#### Records provided

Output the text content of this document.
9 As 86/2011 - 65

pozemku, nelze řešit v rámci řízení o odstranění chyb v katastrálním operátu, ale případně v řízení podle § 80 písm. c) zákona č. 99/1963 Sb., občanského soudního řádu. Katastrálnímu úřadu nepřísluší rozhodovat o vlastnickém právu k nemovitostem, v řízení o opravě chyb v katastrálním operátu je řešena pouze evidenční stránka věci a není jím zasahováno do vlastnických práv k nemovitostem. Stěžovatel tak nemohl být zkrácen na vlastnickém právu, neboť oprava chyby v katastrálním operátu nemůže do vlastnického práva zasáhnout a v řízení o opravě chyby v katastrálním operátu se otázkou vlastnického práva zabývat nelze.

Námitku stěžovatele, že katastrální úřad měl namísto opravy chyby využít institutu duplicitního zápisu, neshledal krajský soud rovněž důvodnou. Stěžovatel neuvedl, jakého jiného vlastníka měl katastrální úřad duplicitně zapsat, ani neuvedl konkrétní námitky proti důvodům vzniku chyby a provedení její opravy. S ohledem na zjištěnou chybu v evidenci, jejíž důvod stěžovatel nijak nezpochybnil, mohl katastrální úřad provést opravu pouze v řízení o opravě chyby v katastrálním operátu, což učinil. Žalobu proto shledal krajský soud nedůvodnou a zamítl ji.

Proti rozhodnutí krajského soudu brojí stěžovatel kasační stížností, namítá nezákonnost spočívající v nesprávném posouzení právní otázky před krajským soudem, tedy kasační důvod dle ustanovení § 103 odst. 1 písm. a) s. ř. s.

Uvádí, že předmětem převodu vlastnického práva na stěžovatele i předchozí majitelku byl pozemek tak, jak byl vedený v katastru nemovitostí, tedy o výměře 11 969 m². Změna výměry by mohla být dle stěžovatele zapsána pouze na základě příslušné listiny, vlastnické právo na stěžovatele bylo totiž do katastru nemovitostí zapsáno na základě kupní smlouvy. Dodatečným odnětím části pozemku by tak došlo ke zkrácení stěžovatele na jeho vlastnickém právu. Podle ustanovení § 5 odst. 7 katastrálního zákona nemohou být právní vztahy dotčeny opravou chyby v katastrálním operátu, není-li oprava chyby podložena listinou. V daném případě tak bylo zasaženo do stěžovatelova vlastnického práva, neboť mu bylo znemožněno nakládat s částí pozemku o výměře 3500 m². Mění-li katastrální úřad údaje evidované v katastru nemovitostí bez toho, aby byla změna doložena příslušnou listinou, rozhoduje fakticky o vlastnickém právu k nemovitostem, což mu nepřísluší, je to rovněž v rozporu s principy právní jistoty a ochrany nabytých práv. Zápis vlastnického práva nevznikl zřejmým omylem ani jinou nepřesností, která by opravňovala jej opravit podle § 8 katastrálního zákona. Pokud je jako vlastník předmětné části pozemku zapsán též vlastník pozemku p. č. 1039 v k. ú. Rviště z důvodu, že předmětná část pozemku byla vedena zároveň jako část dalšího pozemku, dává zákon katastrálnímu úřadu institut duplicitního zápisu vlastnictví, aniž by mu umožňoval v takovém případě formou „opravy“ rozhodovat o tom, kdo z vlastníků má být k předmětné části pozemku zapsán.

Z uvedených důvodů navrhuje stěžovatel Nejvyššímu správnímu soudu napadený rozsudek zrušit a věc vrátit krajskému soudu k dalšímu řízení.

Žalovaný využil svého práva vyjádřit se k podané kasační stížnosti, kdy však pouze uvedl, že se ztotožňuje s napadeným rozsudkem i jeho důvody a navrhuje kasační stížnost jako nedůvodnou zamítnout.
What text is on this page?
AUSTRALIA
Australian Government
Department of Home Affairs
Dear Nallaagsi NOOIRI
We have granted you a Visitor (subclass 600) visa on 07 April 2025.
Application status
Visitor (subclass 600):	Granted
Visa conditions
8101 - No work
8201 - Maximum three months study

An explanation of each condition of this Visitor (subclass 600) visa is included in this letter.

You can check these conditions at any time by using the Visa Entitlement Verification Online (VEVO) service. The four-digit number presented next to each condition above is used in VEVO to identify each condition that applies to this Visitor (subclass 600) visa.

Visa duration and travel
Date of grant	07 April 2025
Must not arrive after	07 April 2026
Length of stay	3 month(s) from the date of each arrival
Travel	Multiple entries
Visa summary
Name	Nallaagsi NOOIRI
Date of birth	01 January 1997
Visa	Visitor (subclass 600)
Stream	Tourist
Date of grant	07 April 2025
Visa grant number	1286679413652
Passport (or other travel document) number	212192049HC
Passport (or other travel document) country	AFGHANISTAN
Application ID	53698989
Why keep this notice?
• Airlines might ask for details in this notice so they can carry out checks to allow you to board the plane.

#### Your objective
Every record shown above should be written out again exactly.

#### Exercise result
Output the text content of this document.
9 As 86/2011 - 65

pozemku, nelze řešit v rámci řízení o odstranění chyb v katastrálním operátu, ale případně v řízení podle § 80 písm. c) zákona č. 99/1963 Sb., občanského soudního řádu. Katastrálnímu úřadu nepřísluší rozhodovat o vlastnickém právu k nemovitostem, v řízení o opravě chyb v katastrálním operátu je řešena pouze evidenční stránka věci a není jím zasahováno do vlastnických práv k nemovitostem. Stěžovatel tak nemohl být zkrácen na vlastnickém právu, neboť oprava chyby v katastrálním operátu nemůže do vlastnického práva zasáhnout a v řízení o opravě chyby v katastrálním operátu se otázkou vlastnického práva zabývat nelze.

Námitku stěžovatele, že katastrální úřad měl namísto opravy chyby využít institutu duplicitního zápisu, neshledal krajský soud rovněž důvodnou. Stěžovatel neuvedl, jakého jiného vlastníka měl katastrální úřad duplicitně zapsat, ani neuvedl konkrétní námitky proti důvodům vzniku chyby a provedení její opravy. S ohledem na zjištěnou chybu v evidenci, jejíž důvod stěžovatel nijak nezpochybnil, mohl katastrální úřad provést opravu pouze v řízení o opravě chyby v katastrálním operátu, což učinil. Žalobu proto shledal krajský soud nedůvodnou a zamítl ji.

Proti rozhodnutí krajského soudu brojí stěžovatel kasační stížností, namítá nezákonnost spočívající v nesprávném posouzení právní otázky před krajským soudem, tedy kasační důvod dle ustanovení § 103 odst. 1 písm. a) s. ř. s.

Uvádí, že předmětem převodu vlastnického práva na stěžovatele i předchozí majitelku byl pozemek tak, jak byl vedený v katastru nemovitostí, tedy o výměře 11 969 m². Změna výměry by mohla být dle stěžovatele zapsána pouze na základě příslušné listiny, vlastnické právo na stěžovatele bylo totiž do katastru nemovitostí zapsáno na základě kupní smlouvy. Dodatečným odnětím části pozemku by tak došlo ke zkrácení stěžovatele na jeho vlastnickém právu. Podle ustanovení § 5 odst. 7 katastrálního zákona nemohou být právní vztahy dotčeny opravou chyby v katastrálním operátu, není-li oprava chyby podložena listinou. V daném případě tak bylo zasaženo do stěžovatelova vlastnického práva, neboť mu bylo znemožněno nakládat s částí pozemku o výměře 3500 m². Mění-li katastrální úřad údaje evidované v katastru nemovitostí bez toho, aby byla změna doložena příslušnou listinou, rozhoduje fakticky o vlastnickém právu k nemovitostem, což mu nepřísluší, je to rovněž v rozporu s principy právní jistoty a ochrany nabytých práv. Zápis vlastnického práva nevznikl zřejmým omylem ani jinou nepřesností, která by opravňovala jej opravit podle § 8 katastrálního zákona. Pokud je jako vlastník předmětné části pozemku zapsán též vlastník pozemku p. č. 1039 v k. ú. Rviště z důvodu, že předmětná část pozemku byla vedena zároveň jako část dalšího pozemku, dává zákon katastrálnímu úřadu institut duplicitního zápisu vlastnictví, aniž by mu umožňoval v takovém případě formou „opravy“ rozhodovat o tom, kdo z vlastníků má být k předmětné části pozemku zapsán.

Z uvedených důvodů navrhuje stěžovatel Nejvyššímu správnímu soudu napadený rozsudek zrušit a věc vrátit krajskému soudu k dalšímu řízení.

Žalovaný využil svého práva vyjádřit se k podané kasační stížnosti, kdy však pouze uvedl, že se ztotožňuje s napadeným rozsudkem i jeho důvody a navrhuje kasační stížnost jako nedůvodnou zamítnout.
What text is on this page?
AUSTRALIA
Australian Government
Department of Home Affairs
Dear Nallaagsi NOOIRI
We have granted you a Visitor (subclass 600) visa on 07 April 2025.
Application status
Visitor (subclass 600):	Granted
Visa conditions
8101 - No work
8201 - Maximum three months study

An explanation of each condition of this Visitor (subclass 600) visa is included in this letter.

You can check these conditions at any time by using the Visa Entitlement Verification Online (VEVO) service. The four-digit number presented next to each condition above is used in VEVO to identify each condition that applies to this Visitor (subclass 600) visa.

Visa duration and travel
Date of grant	07 April 2025
Must not arrive after	07 April 2026
Length of stay	3 month(s) from the date of each arrival
Travel	Multiple entries
Visa summary
Name	Nallaagsi NOOIRI
Date of birth	01 January 1997
Visa	Visitor (subclass 600)
Stream	Tourist
Date of grant	07 April 2025
Visa grant number	1286679413652
Passport (or other travel document) number	212192049HC
Passport (or other travel document) country	AFGHANISTAN
Application ID	53698989
Why keep this notice?
• Airlines might ask for details in this notice so they can carry out checks to allow you to board the plane.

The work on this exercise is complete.